REQUIRED WORK
Which lines in the material contain the word "icon"? Locate each one and copy it in full.

-- Start --

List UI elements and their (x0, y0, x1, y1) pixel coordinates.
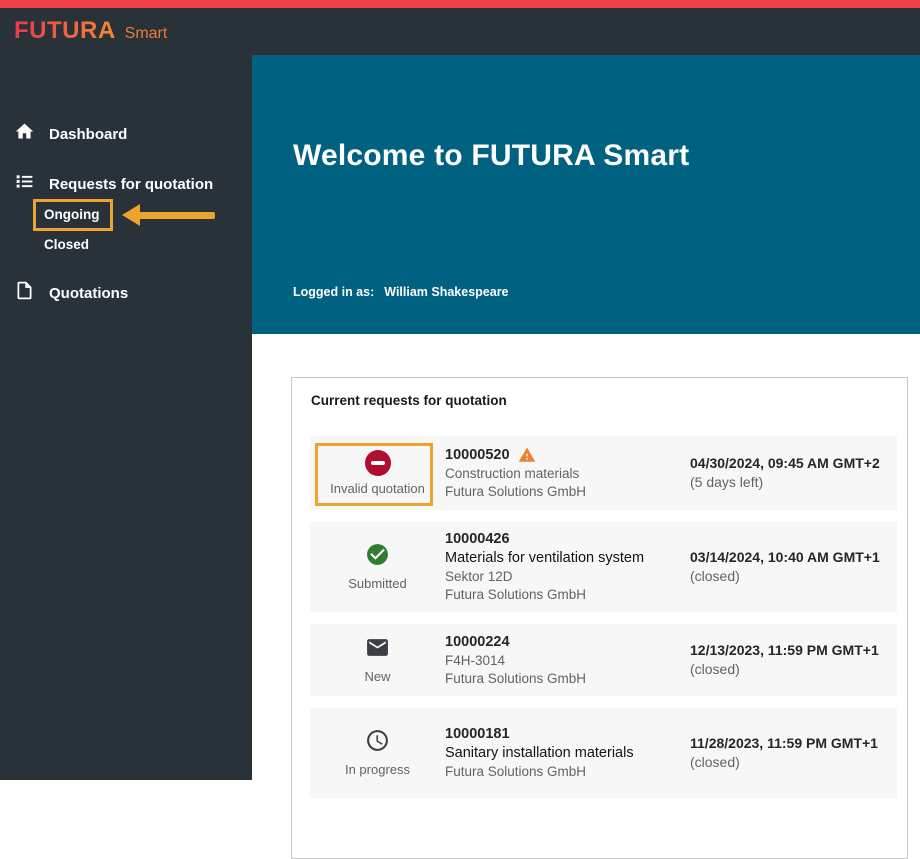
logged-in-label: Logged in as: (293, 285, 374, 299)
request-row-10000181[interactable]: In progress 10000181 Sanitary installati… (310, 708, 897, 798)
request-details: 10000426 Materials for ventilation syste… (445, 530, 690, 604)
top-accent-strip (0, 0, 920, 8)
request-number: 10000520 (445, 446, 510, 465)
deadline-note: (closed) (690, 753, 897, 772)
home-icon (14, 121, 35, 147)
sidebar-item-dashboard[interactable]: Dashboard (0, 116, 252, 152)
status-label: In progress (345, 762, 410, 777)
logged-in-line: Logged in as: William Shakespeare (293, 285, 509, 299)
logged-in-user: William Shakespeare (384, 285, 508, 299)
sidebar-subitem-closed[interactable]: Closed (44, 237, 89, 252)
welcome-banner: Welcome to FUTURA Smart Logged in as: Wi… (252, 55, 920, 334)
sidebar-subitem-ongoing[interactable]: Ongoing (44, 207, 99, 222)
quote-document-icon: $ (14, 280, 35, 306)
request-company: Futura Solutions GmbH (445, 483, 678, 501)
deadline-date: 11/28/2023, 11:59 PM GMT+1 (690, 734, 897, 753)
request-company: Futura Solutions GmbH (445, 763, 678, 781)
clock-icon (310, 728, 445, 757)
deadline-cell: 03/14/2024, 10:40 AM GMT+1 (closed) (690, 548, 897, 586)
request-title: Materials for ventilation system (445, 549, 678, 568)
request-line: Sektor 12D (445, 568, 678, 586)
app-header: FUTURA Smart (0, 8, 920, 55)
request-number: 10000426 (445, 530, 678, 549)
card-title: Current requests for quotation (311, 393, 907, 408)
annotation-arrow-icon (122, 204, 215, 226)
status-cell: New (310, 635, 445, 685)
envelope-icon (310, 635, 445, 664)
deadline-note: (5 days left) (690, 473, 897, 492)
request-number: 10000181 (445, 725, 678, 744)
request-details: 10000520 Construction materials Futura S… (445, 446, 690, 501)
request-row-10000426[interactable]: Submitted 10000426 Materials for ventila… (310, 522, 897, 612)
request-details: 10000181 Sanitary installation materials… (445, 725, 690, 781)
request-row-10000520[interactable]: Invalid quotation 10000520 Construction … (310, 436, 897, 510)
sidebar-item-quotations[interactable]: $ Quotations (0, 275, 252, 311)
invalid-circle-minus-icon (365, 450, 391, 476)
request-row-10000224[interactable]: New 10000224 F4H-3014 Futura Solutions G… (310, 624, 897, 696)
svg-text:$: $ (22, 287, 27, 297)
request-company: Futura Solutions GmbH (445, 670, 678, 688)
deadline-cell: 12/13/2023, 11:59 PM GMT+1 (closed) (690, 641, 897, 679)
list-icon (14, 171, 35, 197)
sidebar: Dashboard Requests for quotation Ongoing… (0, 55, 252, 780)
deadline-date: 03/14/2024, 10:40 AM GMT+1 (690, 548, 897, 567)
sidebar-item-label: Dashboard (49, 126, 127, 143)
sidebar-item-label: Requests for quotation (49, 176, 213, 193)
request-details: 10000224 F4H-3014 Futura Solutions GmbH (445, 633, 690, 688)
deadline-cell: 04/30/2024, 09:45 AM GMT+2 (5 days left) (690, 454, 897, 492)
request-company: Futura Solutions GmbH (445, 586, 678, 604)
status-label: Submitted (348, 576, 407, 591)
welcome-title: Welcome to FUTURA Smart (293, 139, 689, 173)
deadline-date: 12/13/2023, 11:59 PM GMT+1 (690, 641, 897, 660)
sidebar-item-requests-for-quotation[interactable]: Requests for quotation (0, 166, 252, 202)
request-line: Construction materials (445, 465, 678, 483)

-- End --

CORRECT RESPONSE
home-icon (14, 121, 35, 147)
quote-document-icon: $ (14, 280, 35, 306)
clock-icon (310, 728, 445, 757)
annotation-arrow-icon (122, 204, 215, 226)
envelope-icon (310, 635, 445, 664)
invalid-circle-minus-icon (365, 450, 391, 476)
list-icon (14, 171, 35, 197)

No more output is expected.